Records for this task:
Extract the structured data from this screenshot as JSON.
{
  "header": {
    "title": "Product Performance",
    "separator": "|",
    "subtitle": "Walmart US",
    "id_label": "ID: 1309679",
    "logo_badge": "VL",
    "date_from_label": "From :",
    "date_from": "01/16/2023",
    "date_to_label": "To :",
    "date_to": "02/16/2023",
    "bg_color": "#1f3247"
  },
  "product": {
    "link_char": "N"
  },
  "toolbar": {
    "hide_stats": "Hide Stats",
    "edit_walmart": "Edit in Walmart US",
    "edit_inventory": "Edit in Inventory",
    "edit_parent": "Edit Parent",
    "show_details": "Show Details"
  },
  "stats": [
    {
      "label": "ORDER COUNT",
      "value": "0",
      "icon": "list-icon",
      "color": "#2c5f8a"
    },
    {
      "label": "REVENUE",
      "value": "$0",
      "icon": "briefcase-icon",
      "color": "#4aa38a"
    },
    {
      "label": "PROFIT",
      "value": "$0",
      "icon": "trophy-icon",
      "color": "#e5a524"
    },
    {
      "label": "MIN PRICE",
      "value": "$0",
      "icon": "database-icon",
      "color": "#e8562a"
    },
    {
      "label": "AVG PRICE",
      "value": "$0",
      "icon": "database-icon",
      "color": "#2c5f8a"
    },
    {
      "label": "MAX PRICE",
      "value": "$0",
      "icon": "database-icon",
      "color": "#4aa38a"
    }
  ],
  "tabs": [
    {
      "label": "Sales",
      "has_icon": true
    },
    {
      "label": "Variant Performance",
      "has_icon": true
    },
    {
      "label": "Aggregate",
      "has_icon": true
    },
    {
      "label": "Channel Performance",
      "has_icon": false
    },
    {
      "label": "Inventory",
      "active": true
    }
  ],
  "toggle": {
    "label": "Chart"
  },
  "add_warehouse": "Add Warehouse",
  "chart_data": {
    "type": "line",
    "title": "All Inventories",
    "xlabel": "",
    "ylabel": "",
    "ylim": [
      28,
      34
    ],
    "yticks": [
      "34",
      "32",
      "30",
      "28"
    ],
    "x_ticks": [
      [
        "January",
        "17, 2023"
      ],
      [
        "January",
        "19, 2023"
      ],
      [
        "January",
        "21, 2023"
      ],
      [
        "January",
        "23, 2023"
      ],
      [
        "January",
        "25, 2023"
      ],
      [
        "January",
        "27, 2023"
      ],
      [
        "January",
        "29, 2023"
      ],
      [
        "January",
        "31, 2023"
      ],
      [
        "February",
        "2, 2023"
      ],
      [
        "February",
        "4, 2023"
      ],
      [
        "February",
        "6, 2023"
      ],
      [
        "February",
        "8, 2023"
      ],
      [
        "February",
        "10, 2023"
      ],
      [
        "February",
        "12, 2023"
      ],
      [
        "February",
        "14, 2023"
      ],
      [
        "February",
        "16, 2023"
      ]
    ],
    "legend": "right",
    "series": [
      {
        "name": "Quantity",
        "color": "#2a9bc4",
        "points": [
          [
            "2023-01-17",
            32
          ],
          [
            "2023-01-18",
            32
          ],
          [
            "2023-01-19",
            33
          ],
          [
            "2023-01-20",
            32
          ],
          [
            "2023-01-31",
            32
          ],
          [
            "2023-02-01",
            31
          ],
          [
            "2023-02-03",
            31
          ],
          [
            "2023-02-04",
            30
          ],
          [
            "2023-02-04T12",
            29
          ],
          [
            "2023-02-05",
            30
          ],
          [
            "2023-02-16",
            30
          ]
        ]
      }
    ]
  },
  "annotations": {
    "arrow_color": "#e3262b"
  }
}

Task instructions: Go through the listing and copy all of it exactly.

Task result:
Extract the structured data from this screenshot as JSON.
{
  "header": {
    "title": "Product Performance",
    "separator": "|",
    "subtitle": "Walmart US",
    "id_label": "ID: 1309679",
    "logo_badge": "VL",
    "date_from_label": "From :",
    "date_from": "01/16/2023",
    "date_to_label": "To :",
    "date_to": "02/16/2023",
    "bg_color": "#1f3247"
  },
  "product": {
    "link_char": "N"
  },
  "toolbar": {
    "hide_stats": "Hide Stats",
    "edit_walmart": "Edit in Walmart US",
    "edit_inventory": "Edit in Inventory",
    "edit_parent": "Edit Parent",
    "show_details": "Show Details"
  },
  "stats": [
    {
      "label": "ORDER COUNT",
      "value": "0",
      "icon": "list-icon",
      "color": "#2c5f8a"
    },
    {
      "label": "REVENUE",
      "value": "$0",
      "icon": "briefcase-icon",
      "color": "#4aa38a"
    },
    {
      "label": "PROFIT",
      "value": "$0",
      "icon": "trophy-icon",
      "color": "#e5a524"
    },
    {
      "label": "MIN PRICE",
      "value": "$0",
      "icon": "database-icon",
      "color": "#e8562a"
    },
    {
      "label": "AVG PRICE",
      "value": "$0",
      "icon": "database-icon",
      "color": "#2c5f8a"
    },
    {
      "label": "MAX PRICE",
      "value": "$0",
      "icon": "database-icon",
      "color": "#4aa38a"
    }
  ],
  "tabs": [
    {
      "label": "Sales",
      "has_icon": true
    },
    {
      "label": "Variant Performance",
      "has_icon": true
    },
    {
      "label": "Aggregate",
      "has_icon": true
    },
    {
      "label": "Channel Performance",
      "has_icon": false
    },
    {
      "label": "Inventory",
      "active": true
    }
  ],
  "toggle": {
    "label": "Chart"
  },
  "add_warehouse": "Add Warehouse",
  "chart_data": {
    "type": "line",
    "title": "All Inventories",
    "xlabel": "",
    "ylabel": "",
    "ylim": [
      28,
      34
    ],
    "yticks": [
      "34",
      "32",
      "30",
      "28"
    ],
    "x_ticks": [
      [
        "January",
        "17, 2023"
      ],
      [
        "January",
        "19, 2023"
      ],
      [
        "January",
        "21, 2023"
      ],
      [
        "January",
        "23, 2023"
      ],
      [
        "January",
        "25, 2023"
      ],
      [
        "January",
        "27, 2023"
      ],
      [
        "January",
        "29, 2023"
      ],
      [
        "January",
        "31, 2023"
      ],
      [
        "February",
        "2, 2023"
      ],
      [
        "February",
        "4, 2023"
      ],
      [
        "February",
        "6, 2023"
      ],
      [
        "February",
        "8, 2023"
      ],
      [
        "February",
        "10, 2023"
      ],
      [
        "February",
        "12, 2023"
      ],
      [
        "February",
        "14, 2023"
      ],
      [
        "February",
        "16, 2023"
      ]
    ],
    "legend": "right",
    "series": [
      {
        "name": "Quantity",
        "color": "#2a9bc4",
        "points": [
          [
            "2023-01-17",
            32
          ],
          [
            "2023-01-18",
            32
          ],
          [
            "2023-01-19",
            33
          ],
          [
            "2023-01-20",
            32
          ],
          [
            "2023-01-31",
            32
          ],
          [
            "2023-02-01",
            31
          ],
          [
            "2023-02-03",
            31
          ],
          [
            "2023-02-04",
            30
          ],
          [
            "2023-02-04T12",
            29
          ],
          [
            "2023-02-05",
            30
          ],
          [
            "2023-02-16",
            30
          ]
        ]
      }
    ]
  },
  "annotations": {
    "arrow_color": "#e3262b"
  }
}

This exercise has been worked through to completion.